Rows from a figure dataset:
>>>>>
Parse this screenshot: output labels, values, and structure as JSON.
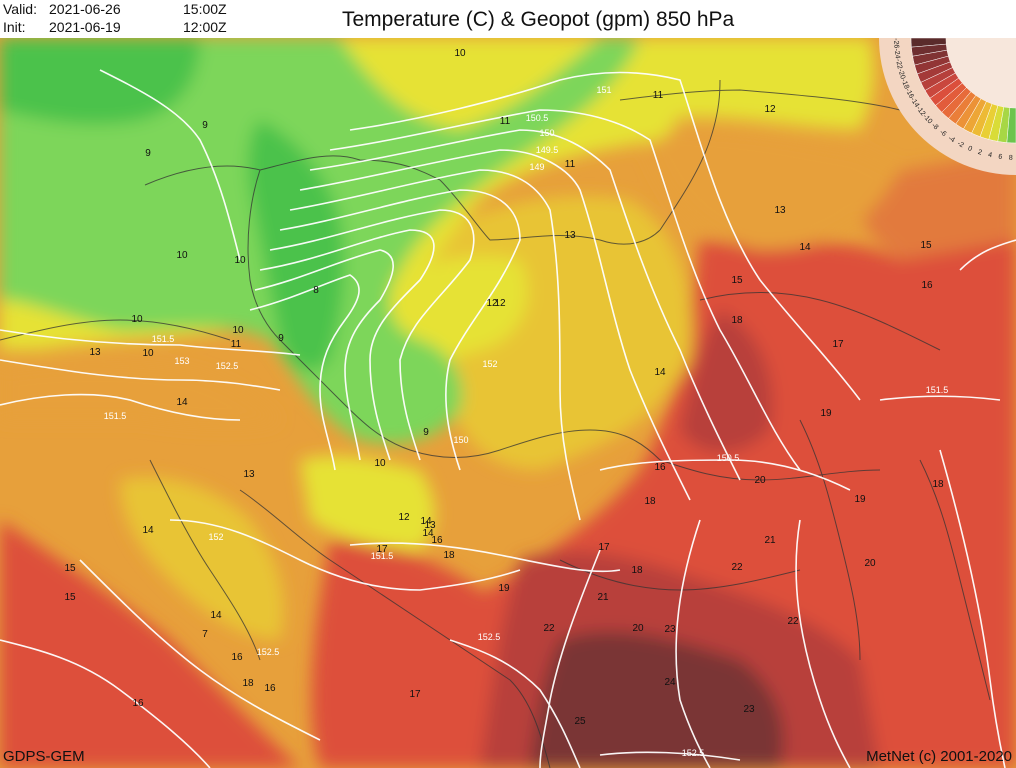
{
  "header": {
    "valid_label": "Valid:",
    "valid_date": "2021-06-26",
    "valid_time": "15:00Z",
    "init_label": "Init:",
    "init_date": "2021-06-19",
    "init_time": "12:00Z",
    "title": "Temperature (C) & Geopot (gpm) 850 hPa"
  },
  "footer": {
    "model": "GDPS-GEM",
    "credit": "MetNet (c) 2001-2020"
  },
  "colors": {
    "green_cold": "#4bc24b",
    "green_light": "#7dd65a",
    "yellow": "#e6e236",
    "yellow_orange": "#e8c435",
    "orange": "#e7a03b",
    "orange_red": "#e27a3c",
    "red": "#dd4f3b",
    "dark_red": "#b8413b",
    "very_dark_red": "#7a3534",
    "contour": "#ffffff",
    "border": "#333333"
  },
  "temperature_labels": [
    {
      "text": "10"
    },
    {
      "text": "9"
    },
    {
      "text": "9"
    },
    {
      "text": "10"
    },
    {
      "text": "10"
    },
    {
      "text": "10"
    },
    {
      "text": "11"
    },
    {
      "text": "12"
    },
    {
      "text": "13"
    },
    {
      "text": "13"
    },
    {
      "text": "14"
    },
    {
      "text": "15"
    },
    {
      "text": "16"
    },
    {
      "text": "15"
    },
    {
      "text": "18"
    },
    {
      "text": "17"
    },
    {
      "text": "14"
    },
    {
      "text": "19"
    },
    {
      "text": "16"
    },
    {
      "text": "20"
    },
    {
      "text": "18"
    },
    {
      "text": "19"
    },
    {
      "text": "20"
    },
    {
      "text": "21"
    },
    {
      "text": "22"
    },
    {
      "text": "22"
    },
    {
      "text": "23"
    },
    {
      "text": "24"
    },
    {
      "text": "23"
    },
    {
      "text": "25"
    },
    {
      "text": "18"
    },
    {
      "text": "17"
    },
    {
      "text": "16"
    },
    {
      "text": "12"
    },
    {
      "text": "14"
    },
    {
      "text": "13"
    },
    {
      "text": "16"
    },
    {
      "text": "18"
    },
    {
      "text": "17"
    },
    {
      "text": "19"
    },
    {
      "text": "18"
    },
    {
      "text": "21"
    },
    {
      "text": "20"
    },
    {
      "text": "22"
    },
    {
      "text": "17"
    },
    {
      "text": "16"
    },
    {
      "text": "16"
    },
    {
      "text": "18"
    },
    {
      "text": "15"
    },
    {
      "text": "14"
    },
    {
      "text": "14"
    },
    {
      "text": "13"
    },
    {
      "text": "15"
    },
    {
      "text": "14"
    },
    {
      "text": "12"
    },
    {
      "text": "11"
    },
    {
      "text": "11"
    },
    {
      "text": "10"
    },
    {
      "text": "10"
    },
    {
      "text": "8"
    },
    {
      "text": "9"
    },
    {
      "text": "7"
    },
    {
      "text": "10"
    },
    {
      "text": "9"
    },
    {
      "text": "11"
    },
    {
      "text": "12"
    },
    {
      "text": "13"
    },
    {
      "text": "14"
    }
  ],
  "geopot_labels": [
    {
      "text": "151"
    },
    {
      "text": "150.5"
    },
    {
      "text": "150"
    },
    {
      "text": "149.5"
    },
    {
      "text": "149"
    },
    {
      "text": "151.5"
    },
    {
      "text": "152.5"
    },
    {
      "text": "153"
    },
    {
      "text": "152"
    },
    {
      "text": "151.5"
    },
    {
      "text": "151.5"
    },
    {
      "text": "152.5"
    },
    {
      "text": "152.5"
    },
    {
      "text": "150.5"
    },
    {
      "text": "151.5"
    },
    {
      "text": "152"
    },
    {
      "text": "152.5"
    },
    {
      "text": "150"
    }
  ],
  "legend": {
    "scale_labels": [
      "-26",
      "-24",
      "-22",
      "-20",
      "-18",
      "-16",
      "-14",
      "-12",
      "-10",
      "-8",
      "-6",
      "-4",
      "-2",
      "0",
      "2",
      "4",
      "6",
      "8"
    ]
  }
}
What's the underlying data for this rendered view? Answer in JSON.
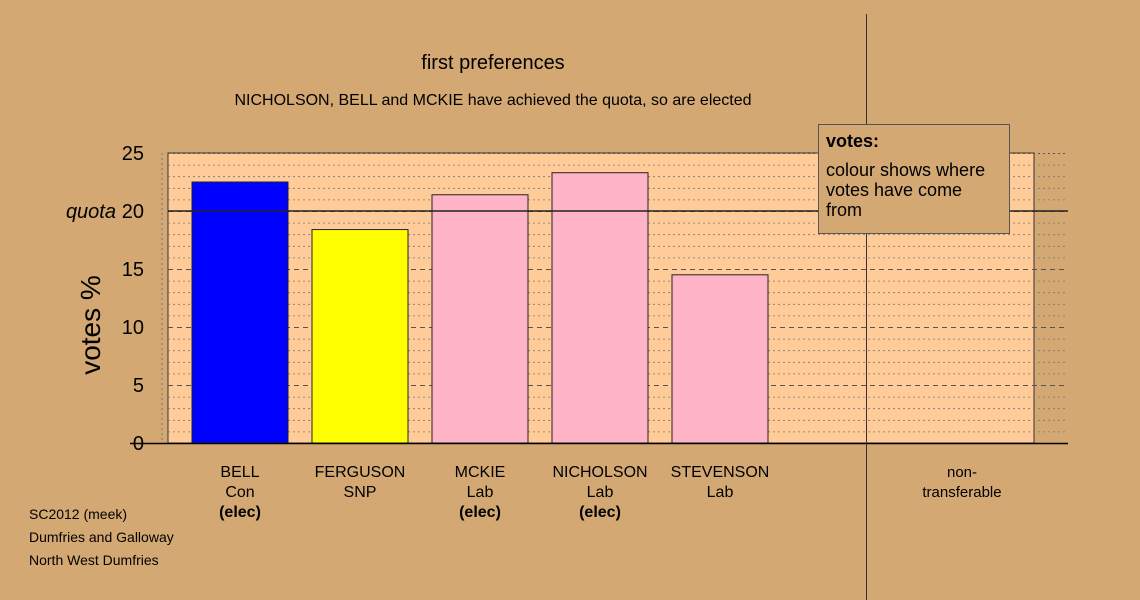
{
  "chart_data": {
    "type": "bar",
    "title": "first preferences",
    "subtitle": "NICHOLSON, BELL and MCKIE have achieved the quota, so are elected",
    "ylabel": "votes %",
    "ylim": [
      0,
      25
    ],
    "yticks": [
      0,
      5,
      10,
      15,
      20,
      25
    ],
    "quota": 20,
    "quota_label": "quota",
    "grid": true,
    "categories": [
      {
        "name": "BELL",
        "party": "Con",
        "status": "(elec)",
        "value": 22.5,
        "color": "#0000FF"
      },
      {
        "name": "FERGUSON",
        "party": "SNP",
        "status": "",
        "value": 18.4,
        "color": "#FFFF00"
      },
      {
        "name": "MCKIE",
        "party": "Lab",
        "status": "(elec)",
        "value": 21.4,
        "color": "#FFB3C6"
      },
      {
        "name": "NICHOLSON",
        "party": "Lab",
        "status": "(elec)",
        "value": 23.3,
        "color": "#FFB3C6"
      },
      {
        "name": "STEVENSON",
        "party": "Lab",
        "status": "",
        "value": 14.5,
        "color": "#FFB3C6"
      }
    ],
    "nontransferable": {
      "label_1": "non-",
      "label_2": "transferable",
      "value": 0
    },
    "legend": {
      "title": "votes:",
      "body": "colour shows where votes have come from",
      "position": "top-right"
    }
  },
  "footer": {
    "line1": "SC2012 (meek)",
    "line2": "Dumfries and Galloway",
    "line3": "North West Dumfries"
  },
  "colors": {
    "background": "#D4A873",
    "plot_background": "#FFCC99"
  }
}
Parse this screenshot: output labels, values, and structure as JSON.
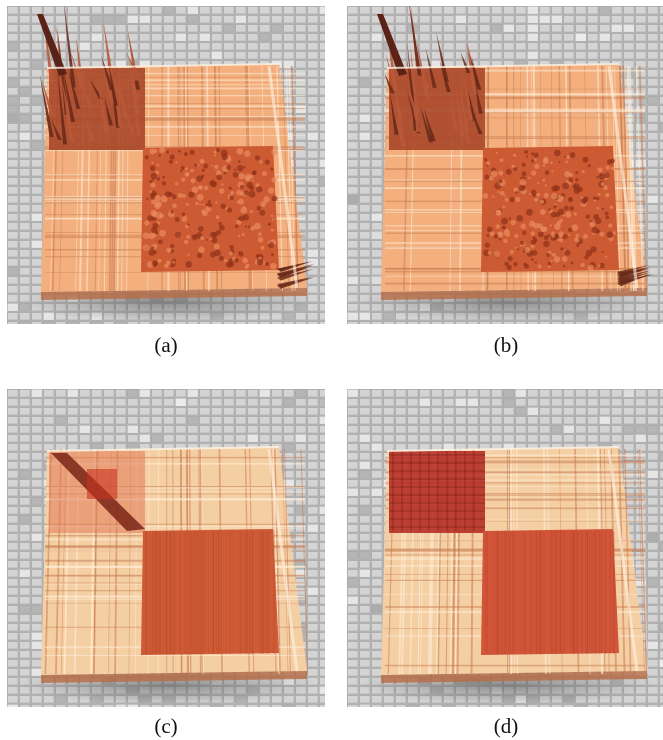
{
  "panels": [
    {
      "id": "a",
      "caption": "(a)",
      "variant": "spiky",
      "colors": {
        "outer": "#f3b07e",
        "inner": "#cc5a33",
        "top": "#a8482a"
      }
    },
    {
      "id": "b",
      "caption": "(b)",
      "variant": "spiky",
      "colors": {
        "outer": "#f3b07e",
        "inner": "#cc5a33",
        "top": "#a8482a"
      }
    },
    {
      "id": "c",
      "caption": "(c)",
      "variant": "smooth-diag",
      "colors": {
        "outer": "#f5cfa4",
        "inner": "#cf5b36",
        "top": "#e07a55"
      }
    },
    {
      "id": "d",
      "caption": "(d)",
      "variant": "smooth-dark",
      "colors": {
        "outer": "#f5cfa4",
        "inner": "#d2553a",
        "top": "#b53027"
      }
    }
  ]
}
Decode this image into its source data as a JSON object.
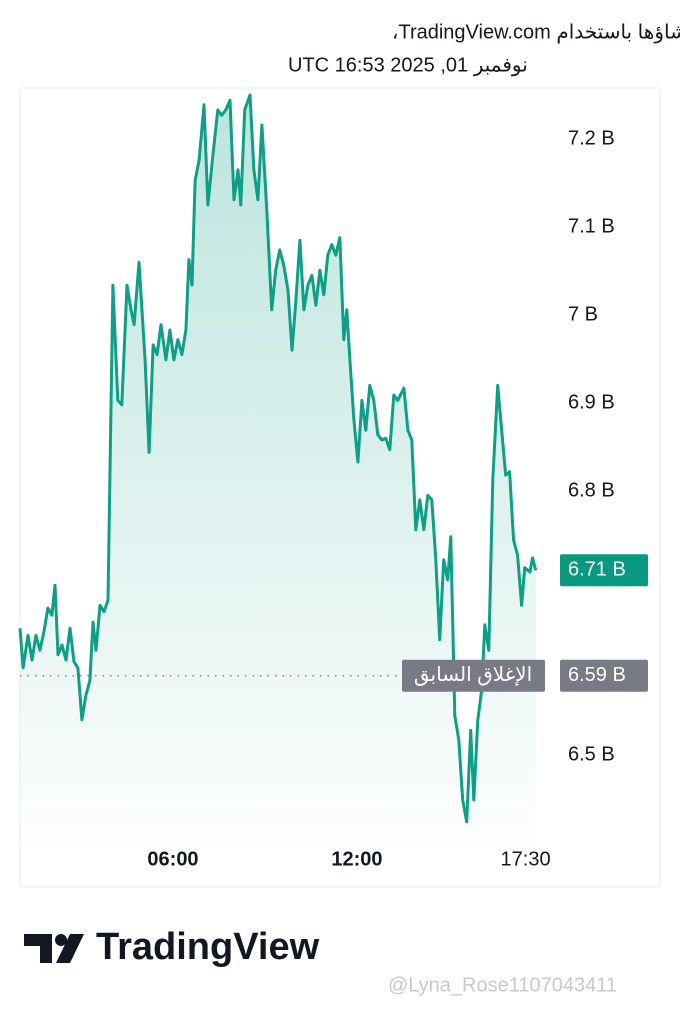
<<<<<
* Instructions to follow *
Search the data for the string "inner". List each line that has it.

* Output *
        "inner": "#cc5a33",
        "inner": "#cc5a33",
        "inner": "#cf5b36",
        "inner": "#d2553a",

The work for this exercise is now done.